* **Work instruction**: Pick out each line below containing "sugar".
● ● ● ● ● ● ●
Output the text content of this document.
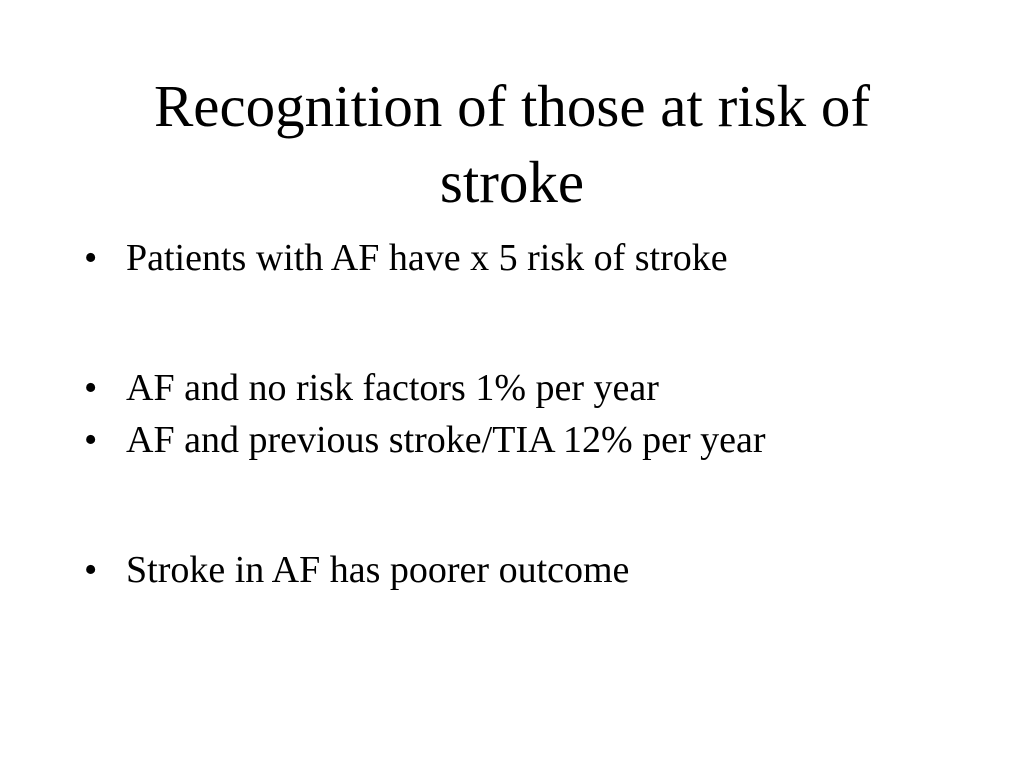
Recognition of those at risk of stroke
• Patients with AF have x 5 risk of stroke
• AF and no risk factors 1% per year
• AF and previous stroke/TIA 12% per year
• Stroke in AF has poorer outcome
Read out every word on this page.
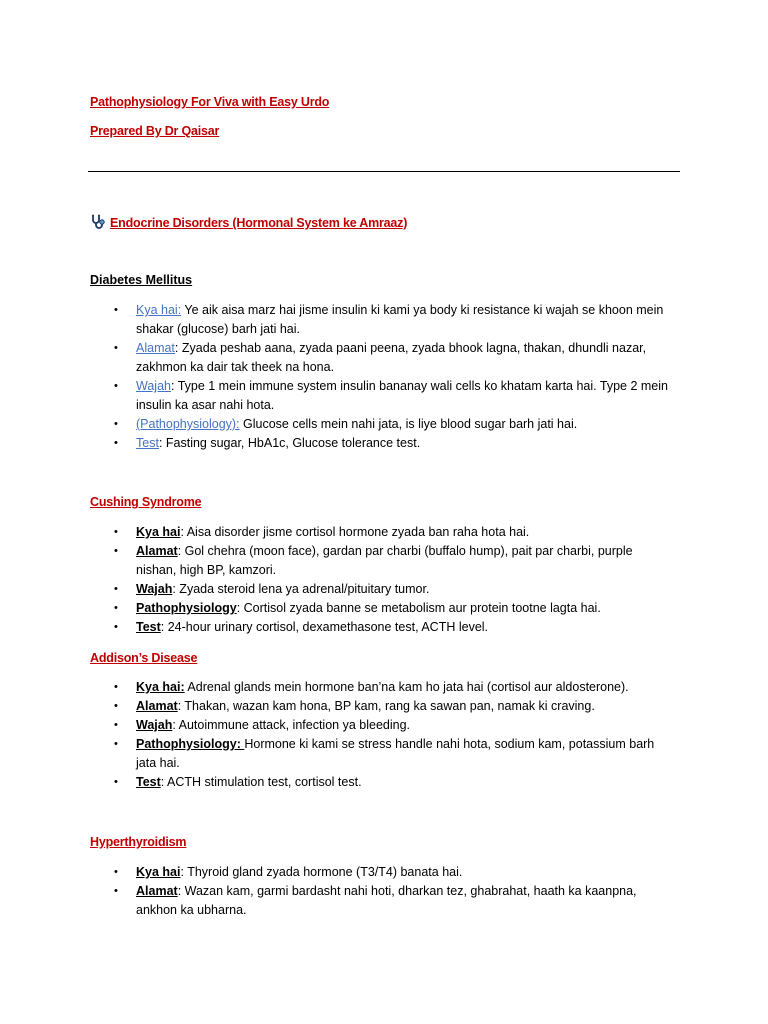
Pathophysiology For Viva with Easy Urdo
Prepared By Dr Qaisar
Endocrine Disorders (Hormonal System ke Amraaz)
Diabetes Mellitus
•	Kya hai: Ye aik aisa marz hai jisme insulin ki kami ya body ki resistance ki wajah se khoon mein
shakar (glucose) barh jati hai.
•	Alamat: Zyada peshab aana, zyada paani peena, zyada bhook lagna, thakan, dhundli nazar,
zakhmon ka dair tak theek na hona.
•	Wajah: Type 1 mein immune system insulin bananay wali cells ko khatam karta hai. Type 2 mein
insulin ka asar nahi hota.
•	(Pathophysiology): Glucose cells mein nahi jata, is liye blood sugar barh jati hai.
•	Test: Fasting sugar, HbA1c, Glucose tolerance test.
Cushing Syndrome
•	Kya hai: Aisa disorder jisme cortisol hormone zyada ban raha hota hai.
•	Alamat: Gol chehra (moon face), gardan par charbi (buffalo hump), pait par charbi, purple
nishan, high BP, kamzori.
•	Wajah: Zyada steroid lena ya adrenal/pituitary tumor.
•	Pathophysiology: Cortisol zyada banne se metabolism aur protein tootne lagta hai.
•	Test: 24-hour urinary cortisol, dexamethasone test, ACTH level.
Addison’s Disease
•	Kya hai: Adrenal glands mein hormone ban’na kam ho jata hai (cortisol aur aldosterone).
•	Alamat: Thakan, wazan kam hona, BP kam, rang ka sawan pan, namak ki craving.
•	Wajah: Autoimmune attack, infection ya bleeding.
•	Pathophysiology: Hormone ki kami se stress handle nahi hota, sodium kam, potassium barh
jata hai.
•	Test: ACTH stimulation test, cortisol test.
Hyperthyroidism
•	Kya hai: Thyroid gland zyada hormone (T3/T4) banata hai.
•	Alamat: Wazan kam, garmi bardasht nahi hoti, dharkan tez, ghabrahat, haath ka kaanpna,
ankhon ka ubharna.
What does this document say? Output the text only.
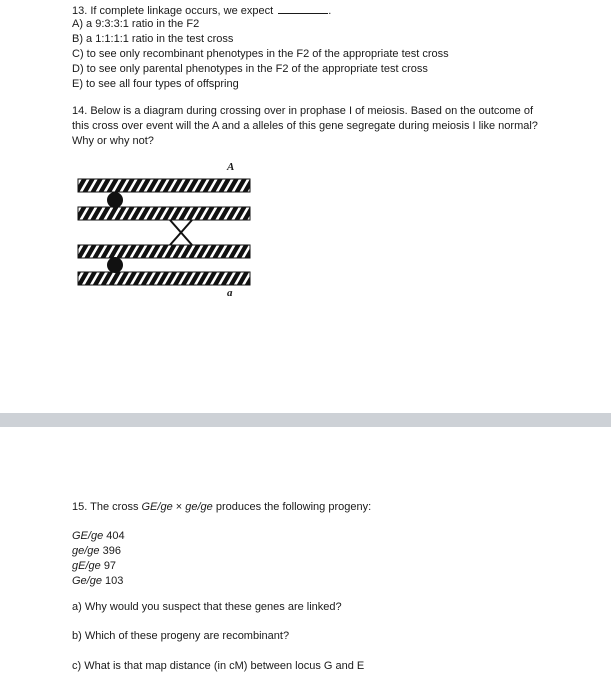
13. If complete linkage occurs, we expect	.
A) a 9:3:3:1 ratio in the F2
B) a 1:1:1:1 ratio in the test cross
C) to see only recombinant phenotypes in the F2 of the appropriate test cross
D) to see only parental phenotypes in the F2 of the appropriate test cross
E) to see all four types of offspring
14. Below is a diagram during crossing over in prophase I of meiosis. Based on the outcome of
this cross over event will the A and a alleles of this gene segregate during meiosis I like normal?
Why or why not?
A
a
15. The cross GE/ge × ge/ge produces the following progeny:
GE/ge 404
ge/ge 396
gE/ge 97
Ge/ge 103
a) Why would you suspect that these genes are linked?
b) Which of these progeny are recombinant?
c) What is that map distance (in cM) between locus G and E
● ● ● ● ● ● ●
* **Response to the task**:
•	(Pathophysiology): Glucose cells mein nahi jata, is liye blood sugar barh jati hai.
•	Test: Fasting sugar, HbA1c, Glucose tolerance test.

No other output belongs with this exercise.